Directive =>
Do not copy the pictures; transcribe all other material exactly.

════════

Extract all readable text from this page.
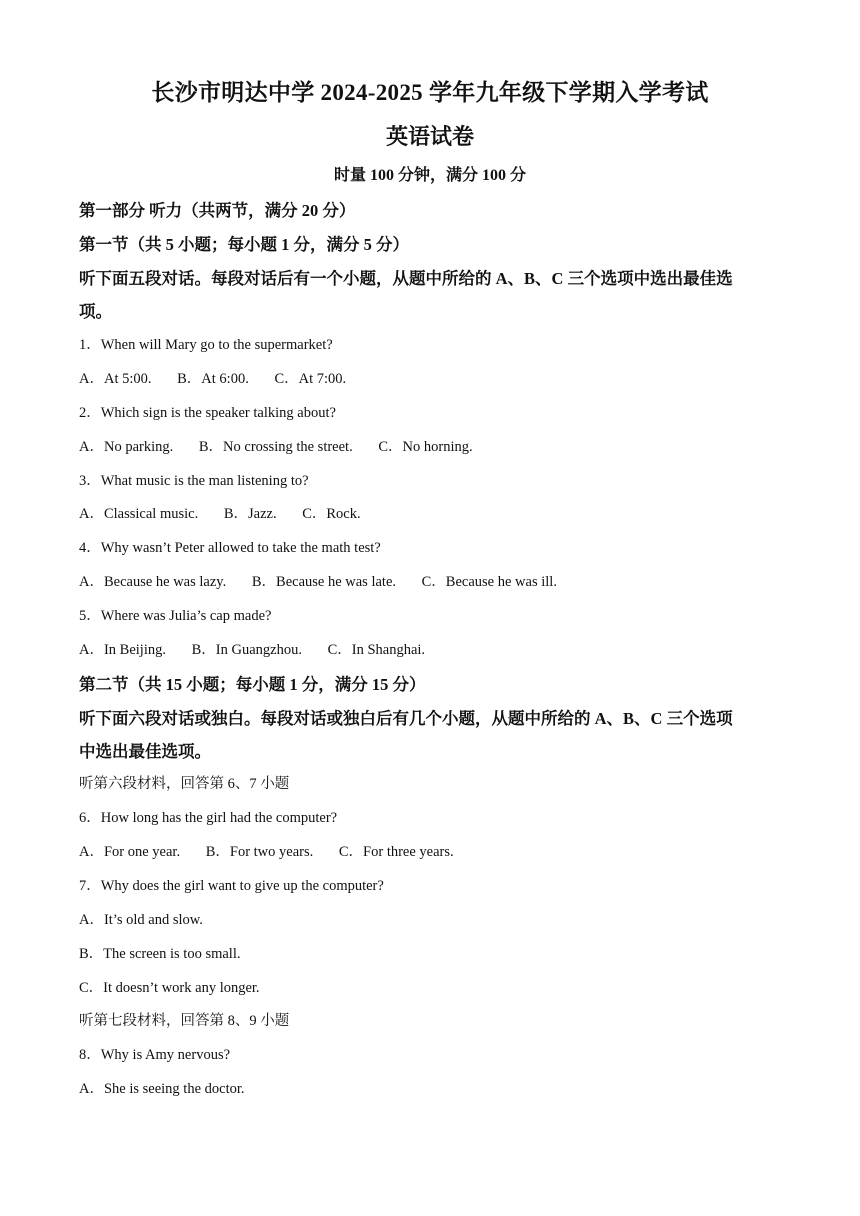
长沙市明达中学 2024-2025 学年九年级下学期入学考试
英语试卷
时量 100 分钟，满分 100 分
第一部分 听力（共两节，满分 20 分）
第一节（共 5 小题；每小题 1 分，满分 5 分）
听下面五段对话。每段对话后有一个小题，从题中所给的 A、B、C 三个选项中选出最佳选
项。
1．When will Mary go to the supermarket?
A．At 5:00. B．At 6:00. C．At 7:00.
2．Which sign is the speaker talking about?
A．No parking. B．No crossing the street. C．No horning.
3．What music is the man listening to?
A．Classical music. B．Jazz. C．Rock.
4．Why wasn’t Peter allowed to take the math test?
A．Because he was lazy. B．Because he was late. C．Because he was ill.
5．Where was Julia’s cap made?
A．In Beijing. B．In Guangzhou. C．In Shanghai.
第二节（共 15 小题；每小题 1 分，满分 15 分）
听下面六段对话或独白。每段对话或独白后有几个小题，从题中所给的 A、B、C 三个选项
中选出最佳选项。
听第六段材料，回答第 6、7 小题
6．How long has the girl had the computer?
A．For one year. B．For two years. C．For three years.
7．Why does the girl want to give up the computer?
A．It’s old and slow.
B．The screen is too small.
C．It doesn’t work any longer.
听第七段材料，回答第 8、9 小题
8．Why is Amy nervous?
A．She is seeing the doctor.
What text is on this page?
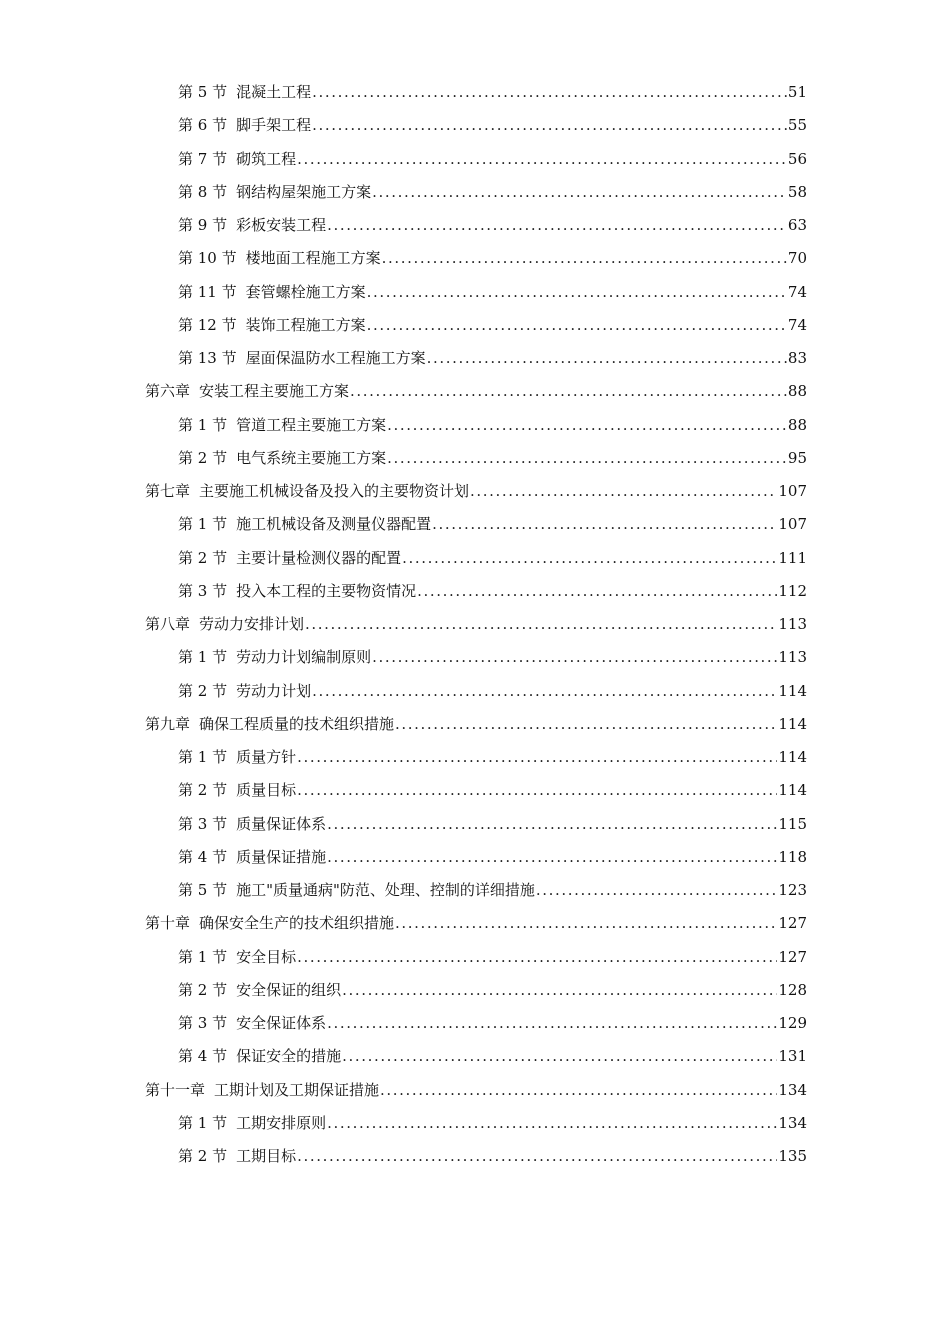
第 5 节 混凝土工程 .....	51
第 6 节 脚手架工程 .....	55
第 7 节 砌筑工程 .....	56
第 8 节 钢结构屋架施工方案 .....	58
第 9 节 彩板安装工程 .....	63
第 10 节 楼地面工程施工方案 .....	70
第 11 节 套管螺栓施工方案 .....	74
第 12 节 装饰工程施工方案 .....	74
第 13 节 屋面保温防水工程施工方案 .....	83
第六章 安装工程主要施工方案 .....	88
第 1 节 管道工程主要施工方案 .....	88
第 2 节 电气系统主要施工方案 .....	95
第七章 主要施工机械设备及投入的主要物资计划 .....	107
第 1 节 施工机械设备及测量仪器配置 .....	107
第 2 节 主要计量检测仪器的配置 .....	111
第 3 节 投入本工程的主要物资情况 .....	112
第八章 劳动力安排计划 .....	113
第 1 节 劳动力计划编制原则 .....	113
第 2 节 劳动力计划 .....	114
第九章 确保工程质量的技术组织措施 .....	114
第 1 节 质量方针 .....	114
第 2 节 质量目标 .....	114
第 3 节 质量保证体系 .....	115
第 4 节 质量保证措施 .....	118
第 5 节 施工"质量通病"防范、处理、控制的详细措施 .....	123
第十章 确保安全生产的技术组织措施 .....	127
第 1 节 安全目标 .....	127
第 2 节 安全保证的组织 .....	128
第 3 节 安全保证体系 .....	129
第 4 节 保证安全的措施 .....	131
第十一章 工期计划及工期保证措施 .....	134
第 1 节 工期安排原则 .....	134
第 2 节 工期目标 .....	135
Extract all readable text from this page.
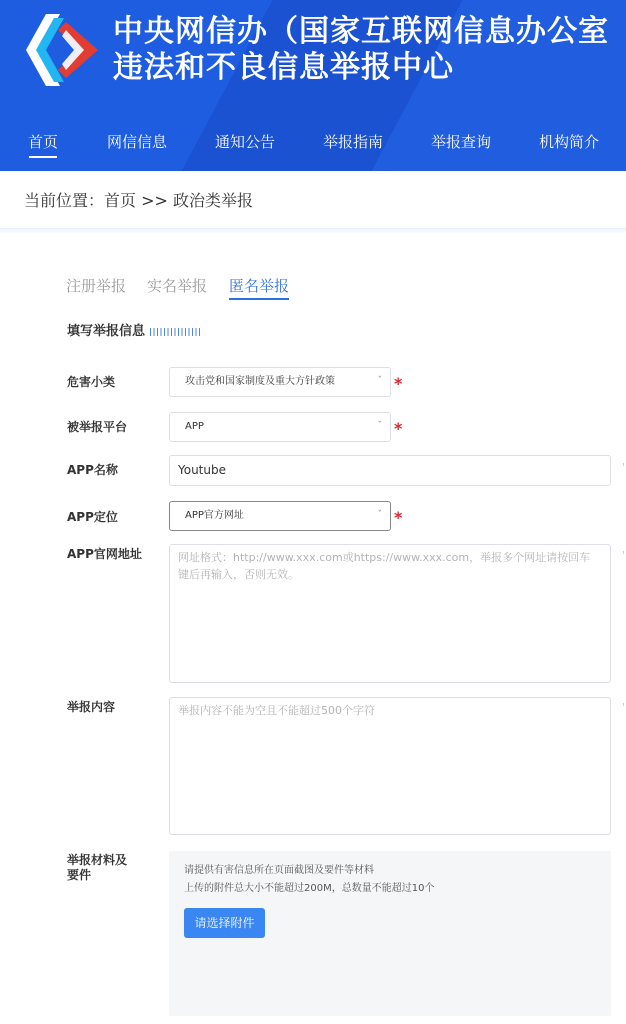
中央网信办（国家互联网信息办公室
违法和不良信息举报中心
首页	网信信息	通知公告	举报指南	举报查询	机构简介
当前位置：首页 >> 政治类举报
注册举报 实名举报 匿名举报
填写举报信息
危害小类	攻击党和国家制度及重大方针政策	ˇ *
被举报平台	APP	ˇ *
APP名称	Youtube	'
APP定位	APP官方网址	ˇ *
APP官网地址	网址格式：http://www.xxx.com或https://www.xxx.com，举报多个网址请按回车键后再输入，否则无效。
'
举报内容	举报内容不能为空且不能超过500个字符	'
举报材料及
要件	请提供有害信息所在页面截图及要件等材料
上传的附件总大小不能超过200M，总数量不能超过10个
请选择附件
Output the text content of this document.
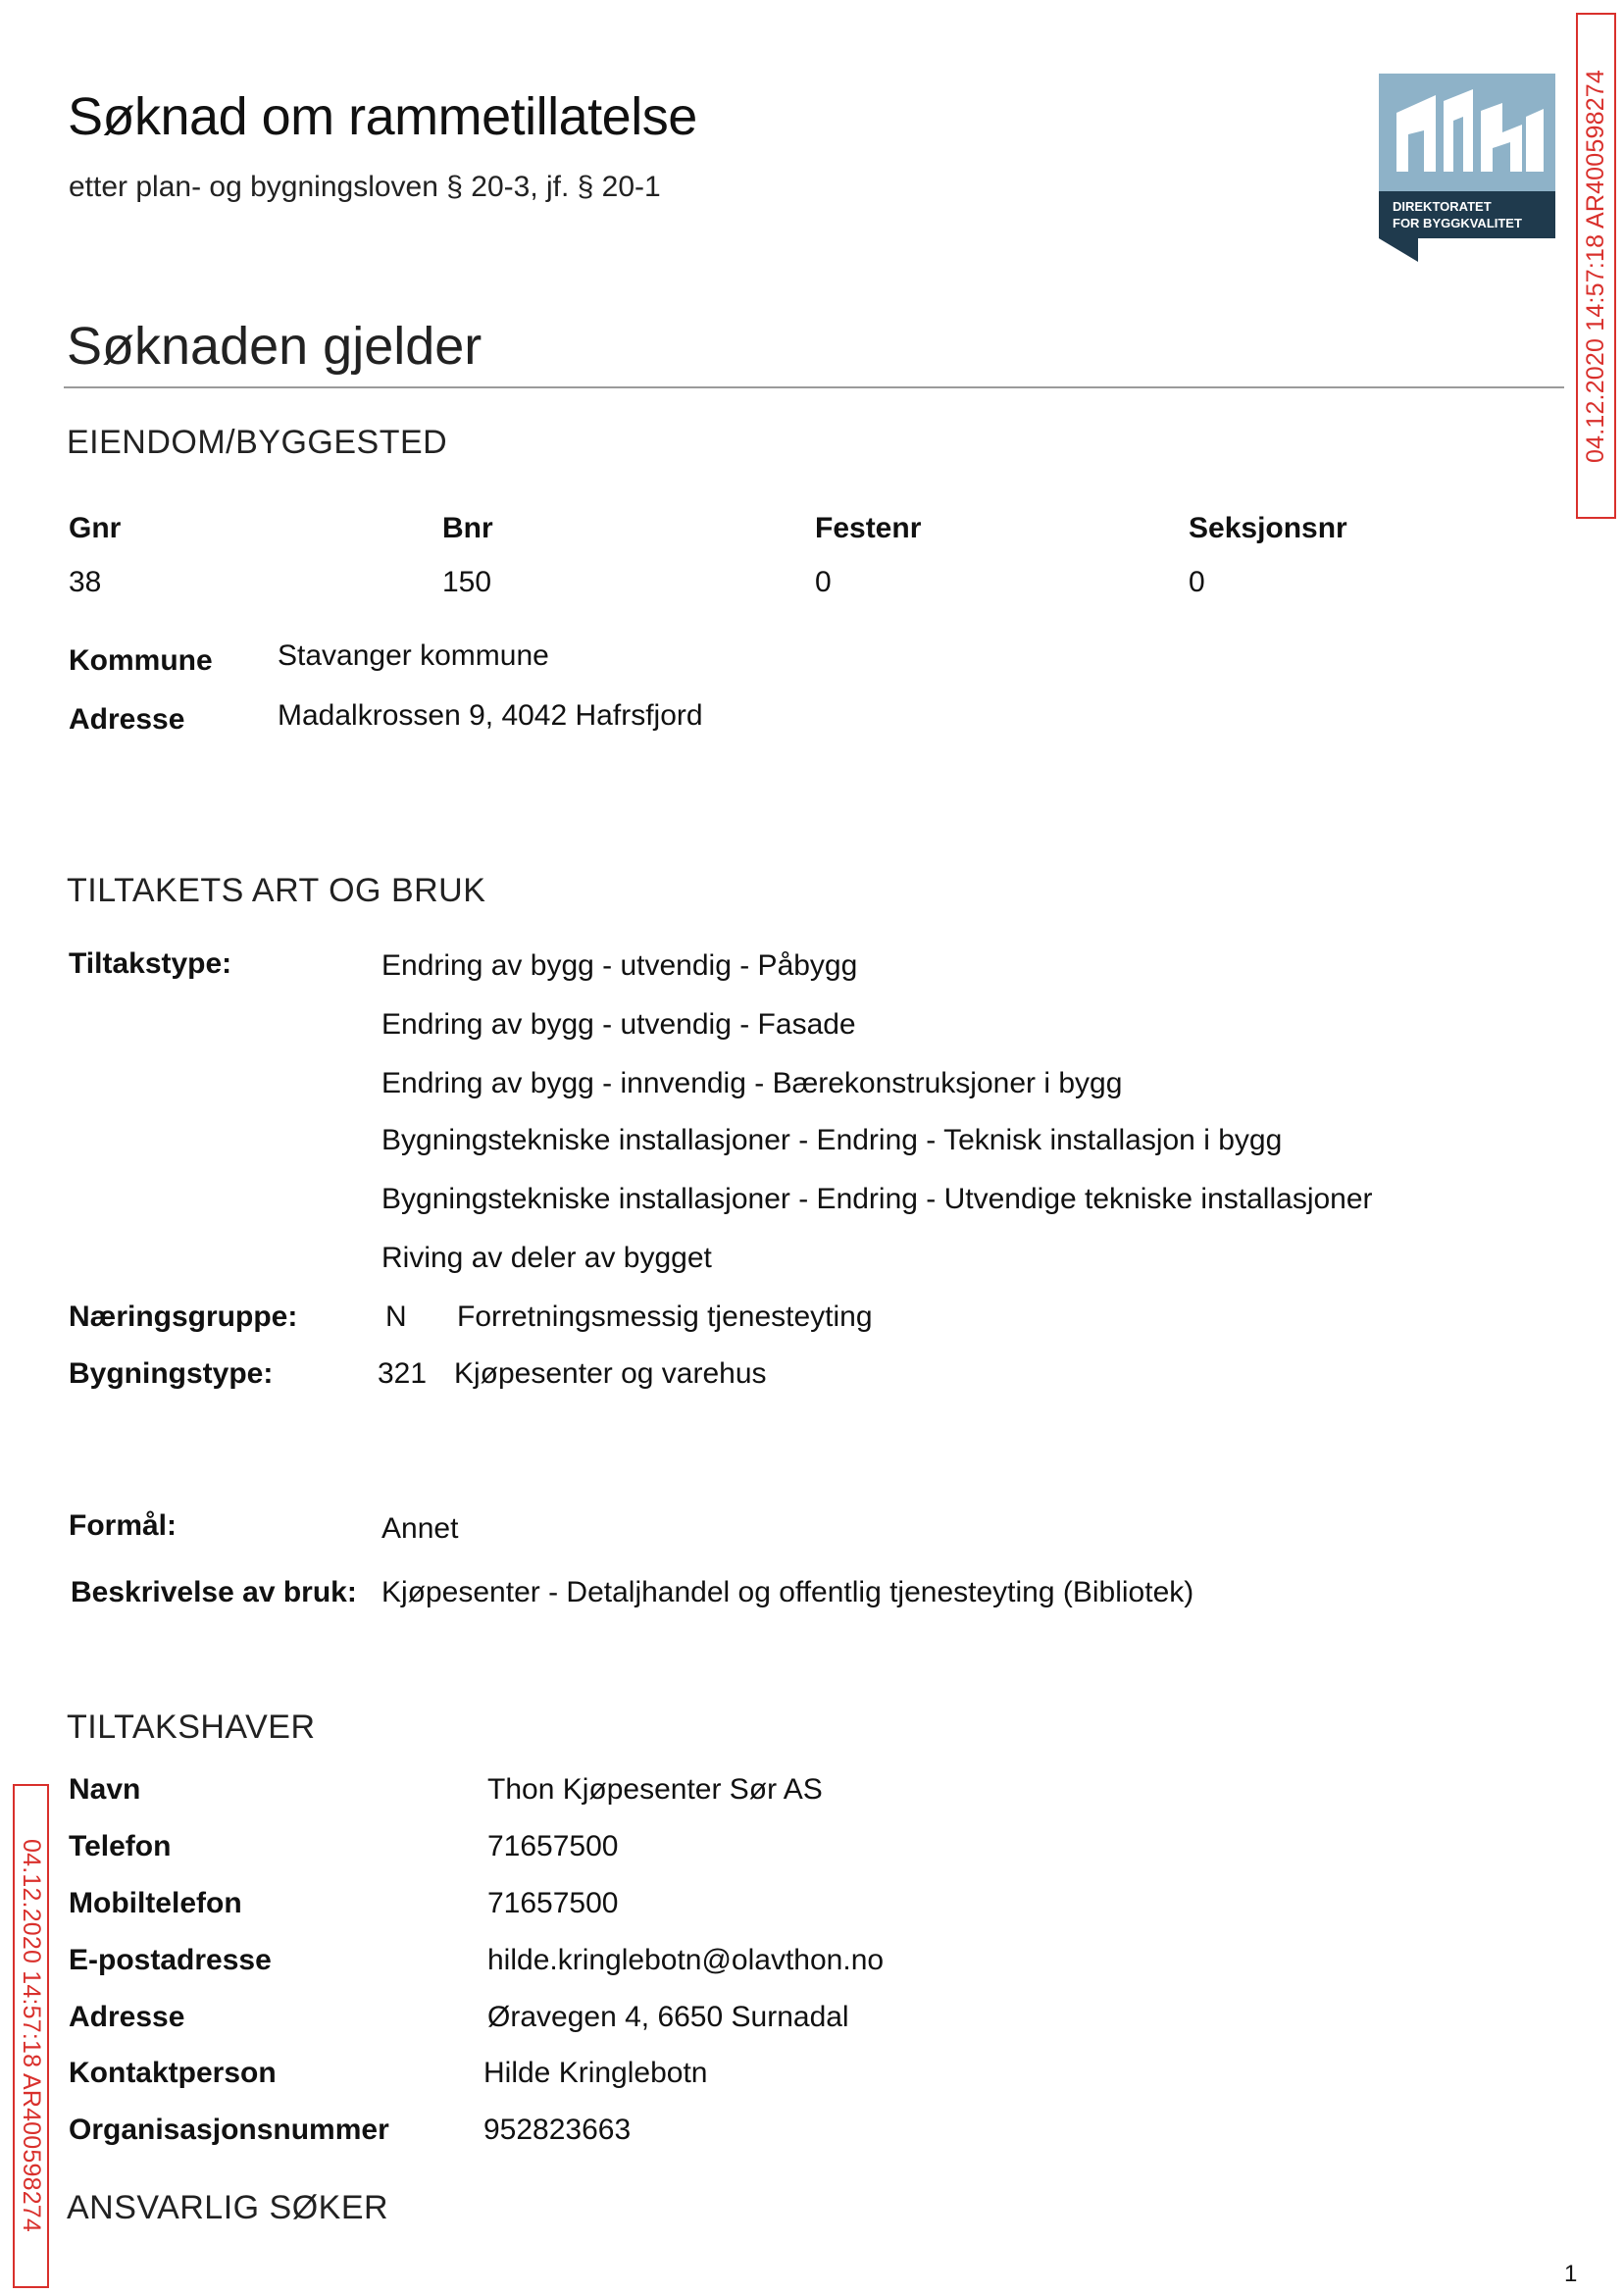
Søknad om rammetillatelse
etter plan- og bygningsloven § 20-3, jf. § 20-1
DIREKTORATET
FOR BYGGKVALITET 04.12.2020 14:57:18 AR400598274
04.12.2020 14:57:18 AR400598274
Søknaden gjelder
EIENDOM/BYGGESTED
Gnr	Bnr	Festenr	Seksjonsnr
38	150	0	0
Kommune Stavanger kommune
Adresse	Madalkrossen 9, 4042 Hafrsfjord
TILTAKETS ART OG BRUK
Tiltakstype:	Endring av bygg - utvendig - Påbygg
Endring av bygg - utvendig - Fasade
Endring av bygg - innvendig - Bærekonstruksjoner i bygg
Bygningstekniske installasjoner - Endring - Teknisk installasjon i bygg
Bygningstekniske installasjoner - Endring - Utvendige tekniske installasjoner
Riving av deler av bygget
Næringsgruppe:	N Forretningsmessig tjenesteyting
Bygningstype:	321 Kjøpesenter og varehus
Formål:	Annet
Beskrivelse av bruk: Kjøpesenter - Detaljhandel og offentlig tjenesteyting (Bibliotek)
TILTAKSHAVER
Navn	Thon Kjøpesenter Sør AS
Telefon	71657500
Mobiltelefon	71657500
E-postadresse	hilde.kringlebotn@olavthon.no
Adresse	Øravegen 4, 6650 Surnadal
Kontaktperson	Hilde Kringlebotn
Organisasjonsnummer	952823663
ANSVARLIG SØKER
1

════════

Answer to this problem =>
Extract all readable text from this page.
长沙市明达中学 2024-2025 学年九年级下学期入学考试
英语试卷
时量 100 分钟，满分 100 分
第一部分 听力（共两节，满分 20 分）
第一节（共 5 小题；每小题 1 分，满分 5 分）
听下面五段对话。每段对话后有一个小题，从题中所给的 A、B、C 三个选项中选出最佳选
项。
1．When will Mary go to the supermarket?
A．At 5:00. B．At 6:00. C．At 7:00.
2．Which sign is the speaker talking about?
A．No parking. B．No crossing the street. C．No horning.
3．What music is the man listening to?
A．Classical music. B．Jazz. C．Rock.
4．Why wasn’t Peter allowed to take the math test?
A．Because he was lazy. B．Because he was late. C．Because he was ill.
5．Where was Julia’s cap made?
A．In Beijing. B．In Guangzhou. C．In Shanghai.
第二节（共 15 小题；每小题 1 分，满分 15 分）
听下面六段对话或独白。每段对话或独白后有几个小题，从题中所给的 A、B、C 三个选项
中选出最佳选项。
听第六段材料，回答第 6、7 小题
6．How long has the girl had the computer?
A．For one year. B．For two years. C．For three years.
7．Why does the girl want to give up the computer?
A．It’s old and slow.
B．The screen is too small.
C．It doesn’t work any longer.
听第七段材料，回答第 8、9 小题
8．Why is Amy nervous?
A．She is seeing the doctor.
What text is on this page?
第 5 节 混凝土工程 .....	51
第 6 节 脚手架工程 .....	55
第 7 节 砌筑工程 .....	56
第 8 节 钢结构屋架施工方案 .....	58
第 9 节 彩板安装工程 .....	63
第 10 节 楼地面工程施工方案 .....	70
第 11 节 套管螺栓施工方案 .....	74
第 12 节 装饰工程施工方案 .....	74
第 13 节 屋面保温防水工程施工方案 .....	83
第六章 安装工程主要施工方案 .....	88
第 1 节 管道工程主要施工方案 .....	88
第 2 节 电气系统主要施工方案 .....	95
第七章 主要施工机械设备及投入的主要物资计划 .....	107
第 1 节 施工机械设备及测量仪器配置 .....	107
第 2 节 主要计量检测仪器的配置 .....	111
第 3 节 投入本工程的主要物资情况 .....	112
第八章 劳动力安排计划 .....	113
第 1 节 劳动力计划编制原则 .....	113
第 2 节 劳动力计划 .....	114
第九章 确保工程质量的技术组织措施 .....	114
第 1 节 质量方针 .....	114
第 2 节 质量目标 .....	114
第 3 节 质量保证体系 .....	115
第 4 节 质量保证措施 .....	118
第 5 节 施工"质量通病"防范、处理、控制的详细措施 .....	123
第十章 确保安全生产的技术组织措施 .....	127
第 1 节 安全目标 .....	127
第 2 节 安全保证的组织 .....	128
第 3 节 安全保证体系 .....	129
第 4 节 保证安全的措施 .....	131
第十一章 工期计划及工期保证措施 .....	134
第 1 节 工期安排原则 .....	134
第 2 节 工期目标 .....	135
Extract all readable text from this page.
中央网信办（国家互联网信息办公室
违法和不良信息举报中心
首页	网信信息	通知公告	举报指南	举报查询	机构简介
当前位置：首页 >> 政治类举报
注册举报 实名举报 匿名举报
填写举报信息
危害小类	攻击党和国家制度及重大方针政策	ˇ *
被举报平台	APP	ˇ *
APP名称	Youtube	'
APP定位	APP官方网址	ˇ *
APP官网地址	网址格式：http://www.xxx.com或https://www.xxx.com，举报多个网址请按回车键后再输入，否则无效。
'
举报内容	举报内容不能为空且不能超过500个字符	'
举报材料及
要件	请提供有害信息所在页面截图及要件等材料
上传的附件总大小不能超过200M，总数量不能超过10个
请选择附件
Output the text content of this document.
Søknad om rammetillatelse
etter plan- og bygningsloven § 20-3, jf. § 20-1
DIREKTORATET
FOR BYGGKVALITET 04.12.2020 14:57:18 AR400598274
04.12.2020 14:57:18 AR400598274
Søknaden gjelder
EIENDOM/BYGGESTED
Gnr	Bnr	Festenr	Seksjonsnr
38	150	0	0
Kommune Stavanger kommune
Adresse	Madalkrossen 9, 4042 Hafrsfjord
TILTAKETS ART OG BRUK
Tiltakstype:	Endring av bygg - utvendig - Påbygg
Endring av bygg - utvendig - Fasade
Endring av bygg - innvendig - Bærekonstruksjoner i bygg
Bygningstekniske installasjoner - Endring - Teknisk installasjon i bygg
Bygningstekniske installasjoner - Endring - Utvendige tekniske installasjoner
Riving av deler av bygget
Næringsgruppe:	N Forretningsmessig tjenesteyting
Bygningstype:	321 Kjøpesenter og varehus
Formål:	Annet
Beskrivelse av bruk: Kjøpesenter - Detaljhandel og offentlig tjenesteyting (Bibliotek)
TILTAKSHAVER
Navn	Thon Kjøpesenter Sør AS
Telefon	71657500
Mobiltelefon	71657500
E-postadresse	hilde.kringlebotn@olavthon.no
Adresse	Øravegen 4, 6650 Surnadal
Kontaktperson	Hilde Kringlebotn
Organisasjonsnummer	952823663
ANSVARLIG SØKER
1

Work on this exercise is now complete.